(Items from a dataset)
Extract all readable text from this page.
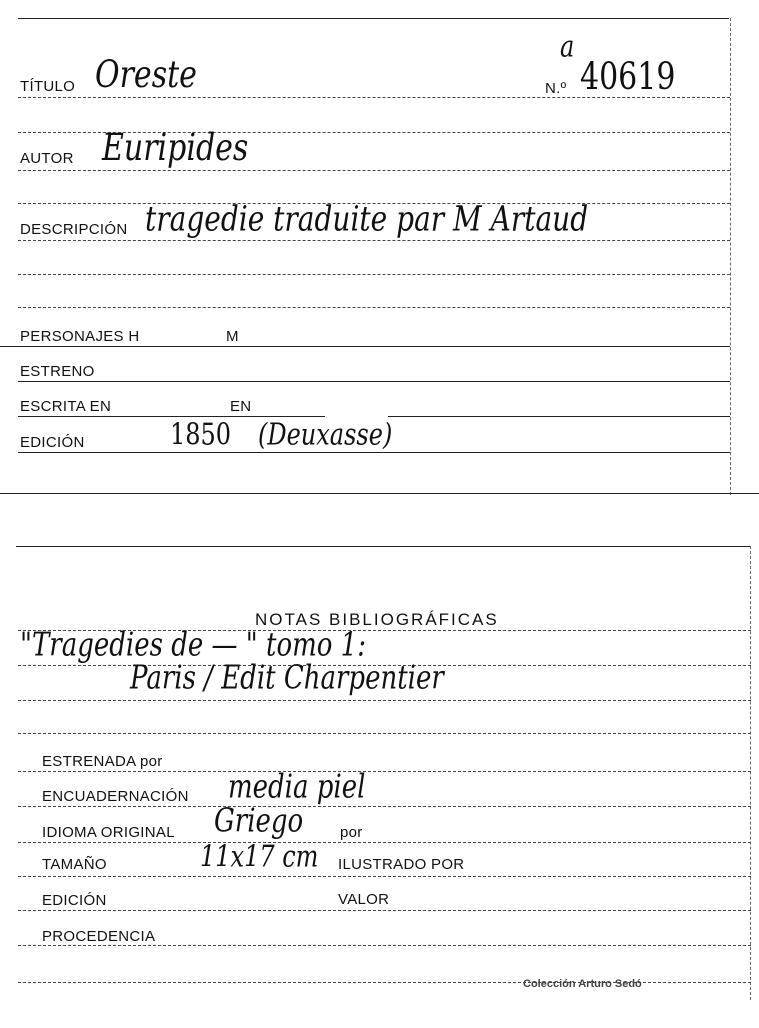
TÍTULO Oreste
a
N.º 40619
AUTOR Euripides
DESCRIPCIÓN tragedie traduite par M Artaud
PERSONAJES H	M
ESTRENO
ESCRITA EN	EN
EDICIÓN	1850 (Deuxasse)
NOTAS BIBLIOGRÁFICAS
"Tragedies de — " tomo 1:
Paris / Edit Charpentier
ESTRENADA por
ENCUADERNACIÓN media piel
IDIOMA ORIGINAL Griego por
TAMAÑO	11x17 cm ILUSTRADO POR
EDICIÓN	VALOR
PROCEDENCIA
Colección Arturo Sedó
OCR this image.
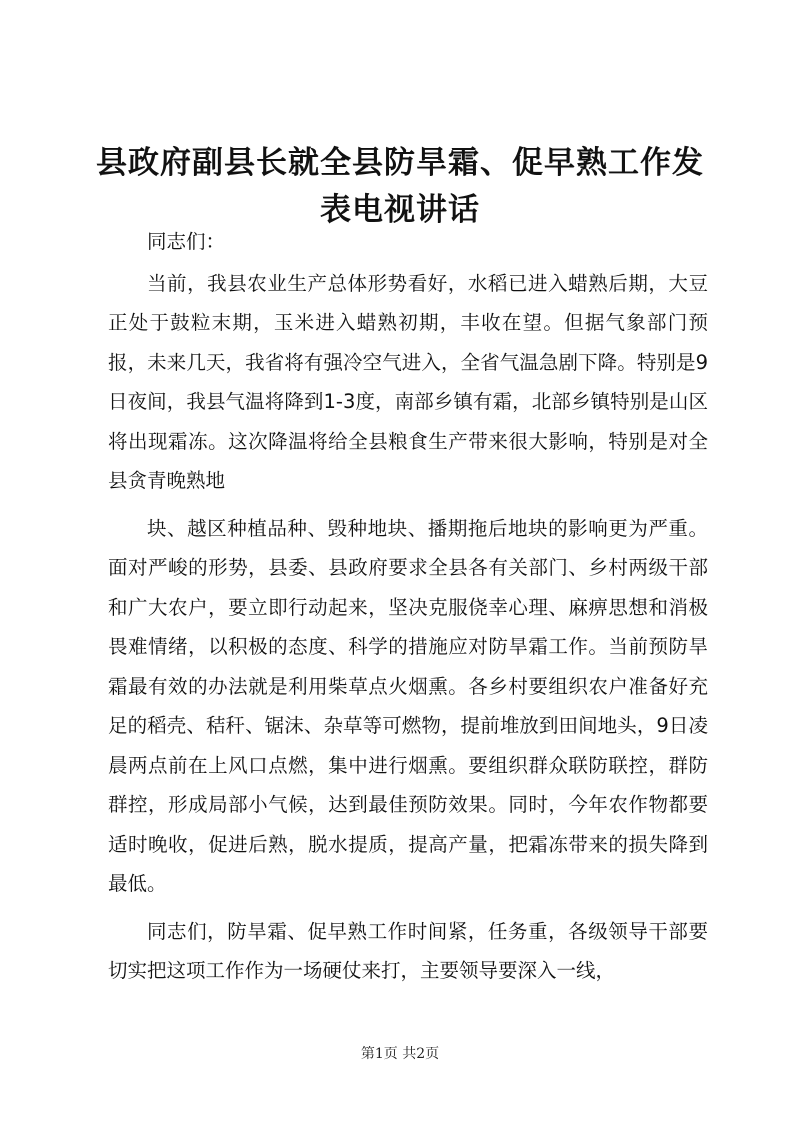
县政府副县长就全县防旱霜、促早熟工作发表电视讲话

同志们：

当前，我县农业生产总体形势看好，水稻已进入蜡熟后期，大豆正处于鼓粒末期，玉米进入蜡熟初期，丰收在望。但据气象部门预报，未来几天，我省将有强冷空气进入，全省气温急剧下降。特别是9日夜间，我县气温将降到1-3度，南部乡镇有霜，北部乡镇特别是山区将出现霜冻。这次降温将给全县粮食生产带来很大影响，特别是对全县贪青晚熟地

块、越区种植品种、毁种地块、播期拖后地块的影响更为严重。面对严峻的形势，县委、县政府要求全县各有关部门、乡村两级干部和广大农户，要立即行动起来，坚决克服侥幸心理、麻痹思想和消极畏难情绪，以积极的态度、科学的措施应对防旱霜工作。当前预防旱霜最有效的办法就是利用柴草点火烟熏。各乡村要组织农户准备好充足的稻壳、秸秆、锯沫、杂草等可燃物，提前堆放到田间地头，9日凌晨两点前在上风口点燃，集中进行烟熏。要组织群众联防联控，群防群控，形成局部小气候，达到最佳预防效果。同时，今年农作物都要适时晚收，促进后熟，脱水提质，提高产量，把霜冻带来的损失降到最低。

同志们，防旱霜、促早熟工作时间紧，任务重，各级领导干部要切实把这项工作作为一场硬仗来打，主要领导要深入一线，

第1页 共2页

> The problem
Copy the material exactly. Do not include the pictures.

> The answer
Extract all readable text from this page.
TÍTULO Oreste
a
N.º 40619
AUTOR Euripides
DESCRIPCIÓN tragedie traduite par M Artaud
PERSONAJES H	M
ESTRENO
ESCRITA EN	EN
EDICIÓN	1850 (Deuxasse)
NOTAS BIBLIOGRÁFICAS
"Tragedies de — " tomo 1:
Paris / Edit Charpentier
ESTRENADA por
ENCUADERNACIÓN media piel
IDIOMA ORIGINAL Griego por
TAMAÑO	11x17 cm ILUSTRADO POR
EDICIÓN	VALOR
PROCEDENCIA
Colección Arturo Sedó
OCR this image.
县政府副县长就全县防旱霜、促早熟工作发表电视讲话

同志们：

当前，我县农业生产总体形势看好，水稻已进入蜡熟后期，大豆正处于鼓粒末期，玉米进入蜡熟初期，丰收在望。但据气象部门预报，未来几天，我省将有强冷空气进入，全省气温急剧下降。特别是9日夜间，我县气温将降到1-3度，南部乡镇有霜，北部乡镇特别是山区将出现霜冻。这次降温将给全县粮食生产带来很大影响，特别是对全县贪青晚熟地

块、越区种植品种、毁种地块、播期拖后地块的影响更为严重。面对严峻的形势，县委、县政府要求全县各有关部门、乡村两级干部和广大农户，要立即行动起来，坚决克服侥幸心理、麻痹思想和消极畏难情绪，以积极的态度、科学的措施应对防旱霜工作。当前预防旱霜最有效的办法就是利用柴草点火烟熏。各乡村要组织农户准备好充足的稻壳、秸秆、锯沫、杂草等可燃物，提前堆放到田间地头，9日凌晨两点前在上风口点燃，集中进行烟熏。要组织群众联防联控，群防群控，形成局部小气候，达到最佳预防效果。同时，今年农作物都要适时晚收，促进后熟，脱水提质，提高产量，把霜冻带来的损失降到最低。

同志们，防旱霜、促早熟工作时间紧，任务重，各级领导干部要切实把这项工作作为一场硬仗来打，主要领导要深入一线，

第1页 共2页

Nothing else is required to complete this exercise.